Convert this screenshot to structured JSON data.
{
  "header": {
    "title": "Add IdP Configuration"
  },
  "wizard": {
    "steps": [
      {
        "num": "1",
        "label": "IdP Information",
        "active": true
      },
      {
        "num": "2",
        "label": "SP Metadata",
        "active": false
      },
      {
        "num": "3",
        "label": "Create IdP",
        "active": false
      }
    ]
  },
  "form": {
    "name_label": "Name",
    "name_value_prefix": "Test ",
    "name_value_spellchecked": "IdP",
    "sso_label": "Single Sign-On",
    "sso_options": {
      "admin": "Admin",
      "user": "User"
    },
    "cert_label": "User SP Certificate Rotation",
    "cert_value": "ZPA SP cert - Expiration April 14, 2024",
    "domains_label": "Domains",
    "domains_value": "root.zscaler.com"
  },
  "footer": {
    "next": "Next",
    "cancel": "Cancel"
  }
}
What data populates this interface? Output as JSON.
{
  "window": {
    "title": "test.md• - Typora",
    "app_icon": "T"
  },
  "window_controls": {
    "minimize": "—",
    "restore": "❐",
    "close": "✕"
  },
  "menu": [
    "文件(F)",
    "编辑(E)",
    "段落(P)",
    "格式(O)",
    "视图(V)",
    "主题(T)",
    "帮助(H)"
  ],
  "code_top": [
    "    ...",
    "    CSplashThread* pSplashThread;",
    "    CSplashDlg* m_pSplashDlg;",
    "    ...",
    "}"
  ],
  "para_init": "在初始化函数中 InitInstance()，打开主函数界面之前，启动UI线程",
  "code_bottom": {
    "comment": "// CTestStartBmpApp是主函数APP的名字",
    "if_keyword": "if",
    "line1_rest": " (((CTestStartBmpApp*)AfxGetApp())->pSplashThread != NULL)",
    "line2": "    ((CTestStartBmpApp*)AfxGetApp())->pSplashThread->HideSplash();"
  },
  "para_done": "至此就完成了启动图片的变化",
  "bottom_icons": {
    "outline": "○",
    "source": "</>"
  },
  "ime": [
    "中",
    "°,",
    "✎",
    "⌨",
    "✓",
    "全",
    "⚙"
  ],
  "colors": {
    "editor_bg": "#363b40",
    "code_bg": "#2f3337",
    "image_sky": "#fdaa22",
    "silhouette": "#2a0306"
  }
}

☆ ☆ ☆ ☆ ☆ ☆ ☆

All of the data needs to be printed once more, exactly.

REPLY TO THE EXERCISE:
Convert this screenshot to structured JSON data.
{
  "header": {
    "title": "Add IdP Configuration"
  },
  "wizard": {
    "steps": [
      {
        "num": "1",
        "label": "IdP Information",
        "active": true
      },
      {
        "num": "2",
        "label": "SP Metadata",
        "active": false
      },
      {
        "num": "3",
        "label": "Create IdP",
        "active": false
      }
    ]
  },
  "form": {
    "name_label": "Name",
    "name_value_prefix": "Test ",
    "name_value_spellchecked": "IdP",
    "sso_label": "Single Sign-On",
    "sso_options": {
      "admin": "Admin",
      "user": "User"
    },
    "cert_label": "User SP Certificate Rotation",
    "cert_value": "ZPA SP cert - Expiration April 14, 2024",
    "domains_label": "Domains",
    "domains_value": "root.zscaler.com"
  },
  "footer": {
    "next": "Next",
    "cancel": "Cancel"
  }
}
What data populates this interface? Output as JSON.
{
  "window": {
    "title": "test.md• - Typora",
    "app_icon": "T"
  },
  "window_controls": {
    "minimize": "—",
    "restore": "❐",
    "close": "✕"
  },
  "menu": [
    "文件(F)",
    "编辑(E)",
    "段落(P)",
    "格式(O)",
    "视图(V)",
    "主题(T)",
    "帮助(H)"
  ],
  "code_top": [
    "    ...",
    "    CSplashThread* pSplashThread;",
    "    CSplashDlg* m_pSplashDlg;",
    "    ...",
    "}"
  ],
  "para_init": "在初始化函数中 InitInstance()，打开主函数界面之前，启动UI线程",
  "code_bottom": {
    "comment": "// CTestStartBmpApp是主函数APP的名字",
    "if_keyword": "if",
    "line1_rest": " (((CTestStartBmpApp*)AfxGetApp())->pSplashThread != NULL)",
    "line2": "    ((CTestStartBmpApp*)AfxGetApp())->pSplashThread->HideSplash();"
  },
  "para_done": "至此就完成了启动图片的变化",
  "bottom_icons": {
    "outline": "○",
    "source": "</>"
  },
  "ime": [
    "中",
    "°,",
    "✎",
    "⌨",
    "✓",
    "全",
    "⚙"
  ],
  "colors": {
    "editor_bg": "#363b40",
    "code_bg": "#2f3337",
    "image_sky": "#fdaa22",
    "silhouette": "#2a0306"
  }
}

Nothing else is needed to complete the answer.